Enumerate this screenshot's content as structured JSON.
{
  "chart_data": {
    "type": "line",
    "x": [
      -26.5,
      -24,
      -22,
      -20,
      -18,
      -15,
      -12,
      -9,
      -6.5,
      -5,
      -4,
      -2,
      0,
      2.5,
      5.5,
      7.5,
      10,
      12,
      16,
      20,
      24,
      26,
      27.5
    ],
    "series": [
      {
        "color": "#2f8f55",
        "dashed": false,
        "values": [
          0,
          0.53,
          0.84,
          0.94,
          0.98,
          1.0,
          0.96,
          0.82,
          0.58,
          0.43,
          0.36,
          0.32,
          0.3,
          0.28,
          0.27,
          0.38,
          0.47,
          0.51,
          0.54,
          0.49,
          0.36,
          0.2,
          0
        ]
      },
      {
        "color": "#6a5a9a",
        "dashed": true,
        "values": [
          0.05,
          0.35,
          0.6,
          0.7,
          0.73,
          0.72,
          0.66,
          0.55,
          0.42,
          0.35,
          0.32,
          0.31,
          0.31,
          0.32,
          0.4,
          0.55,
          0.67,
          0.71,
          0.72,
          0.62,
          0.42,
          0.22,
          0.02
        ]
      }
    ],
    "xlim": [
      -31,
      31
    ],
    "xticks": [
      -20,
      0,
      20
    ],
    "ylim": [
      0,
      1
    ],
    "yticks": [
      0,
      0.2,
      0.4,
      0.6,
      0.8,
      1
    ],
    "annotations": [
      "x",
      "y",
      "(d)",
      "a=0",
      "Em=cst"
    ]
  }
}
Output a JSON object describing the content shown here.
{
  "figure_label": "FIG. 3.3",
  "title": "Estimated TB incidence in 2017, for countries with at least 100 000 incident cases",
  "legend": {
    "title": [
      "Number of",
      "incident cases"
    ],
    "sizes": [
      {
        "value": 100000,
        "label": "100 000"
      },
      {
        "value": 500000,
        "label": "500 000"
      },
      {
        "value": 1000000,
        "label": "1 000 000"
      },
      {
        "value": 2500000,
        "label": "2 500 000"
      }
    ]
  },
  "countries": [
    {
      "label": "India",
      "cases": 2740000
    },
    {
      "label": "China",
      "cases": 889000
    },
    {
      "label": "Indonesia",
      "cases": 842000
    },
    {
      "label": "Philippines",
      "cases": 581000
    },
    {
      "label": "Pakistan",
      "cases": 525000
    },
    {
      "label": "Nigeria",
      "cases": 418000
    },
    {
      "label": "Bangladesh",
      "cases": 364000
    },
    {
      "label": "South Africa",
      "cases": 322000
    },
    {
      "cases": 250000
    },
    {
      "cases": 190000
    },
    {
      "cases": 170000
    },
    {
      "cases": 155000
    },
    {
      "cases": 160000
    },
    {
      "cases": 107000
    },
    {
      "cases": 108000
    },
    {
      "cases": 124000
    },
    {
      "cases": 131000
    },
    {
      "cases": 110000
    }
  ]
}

- _Exercise objective_
From the first line to the last, please quote the material above exactly.

- _Full solution_
Enumerate this screenshot's content as structured JSON.
{
  "chart_data": {
    "type": "line",
    "x": [
      -26.5,
      -24,
      -22,
      -20,
      -18,
      -15,
      -12,
      -9,
      -6.5,
      -5,
      -4,
      -2,
      0,
      2.5,
      5.5,
      7.5,
      10,
      12,
      16,
      20,
      24,
      26,
      27.5
    ],
    "series": [
      {
        "color": "#2f8f55",
        "dashed": false,
        "values": [
          0,
          0.53,
          0.84,
          0.94,
          0.98,
          1.0,
          0.96,
          0.82,
          0.58,
          0.43,
          0.36,
          0.32,
          0.3,
          0.28,
          0.27,
          0.38,
          0.47,
          0.51,
          0.54,
          0.49,
          0.36,
          0.2,
          0
        ]
      },
      {
        "color": "#6a5a9a",
        "dashed": true,
        "values": [
          0.05,
          0.35,
          0.6,
          0.7,
          0.73,
          0.72,
          0.66,
          0.55,
          0.42,
          0.35,
          0.32,
          0.31,
          0.31,
          0.32,
          0.4,
          0.55,
          0.67,
          0.71,
          0.72,
          0.62,
          0.42,
          0.22,
          0.02
        ]
      }
    ],
    "xlim": [
      -31,
      31
    ],
    "xticks": [
      -20,
      0,
      20
    ],
    "ylim": [
      0,
      1
    ],
    "yticks": [
      0,
      0.2,
      0.4,
      0.6,
      0.8,
      1
    ],
    "annotations": [
      "x",
      "y",
      "(d)",
      "a=0",
      "Em=cst"
    ]
  }
}
Output a JSON object describing the content shown here.
{
  "figure_label": "FIG. 3.3",
  "title": "Estimated TB incidence in 2017, for countries with at least 100 000 incident cases",
  "legend": {
    "title": [
      "Number of",
      "incident cases"
    ],
    "sizes": [
      {
        "value": 100000,
        "label": "100 000"
      },
      {
        "value": 500000,
        "label": "500 000"
      },
      {
        "value": 1000000,
        "label": "1 000 000"
      },
      {
        "value": 2500000,
        "label": "2 500 000"
      }
    ]
  },
  "countries": [
    {
      "label": "India",
      "cases": 2740000
    },
    {
      "label": "China",
      "cases": 889000
    },
    {
      "label": "Indonesia",
      "cases": 842000
    },
    {
      "label": "Philippines",
      "cases": 581000
    },
    {
      "label": "Pakistan",
      "cases": 525000
    },
    {
      "label": "Nigeria",
      "cases": 418000
    },
    {
      "label": "Bangladesh",
      "cases": 364000
    },
    {
      "label": "South Africa",
      "cases": 322000
    },
    {
      "cases": 250000
    },
    {
      "cases": 190000
    },
    {
      "cases": 170000
    },
    {
      "cases": 155000
    },
    {
      "cases": 160000
    },
    {
      "cases": 107000
    },
    {
      "cases": 108000
    },
    {
      "cases": 124000
    },
    {
      "cases": 131000
    },
    {
      "cases": 110000
    }
  ]
}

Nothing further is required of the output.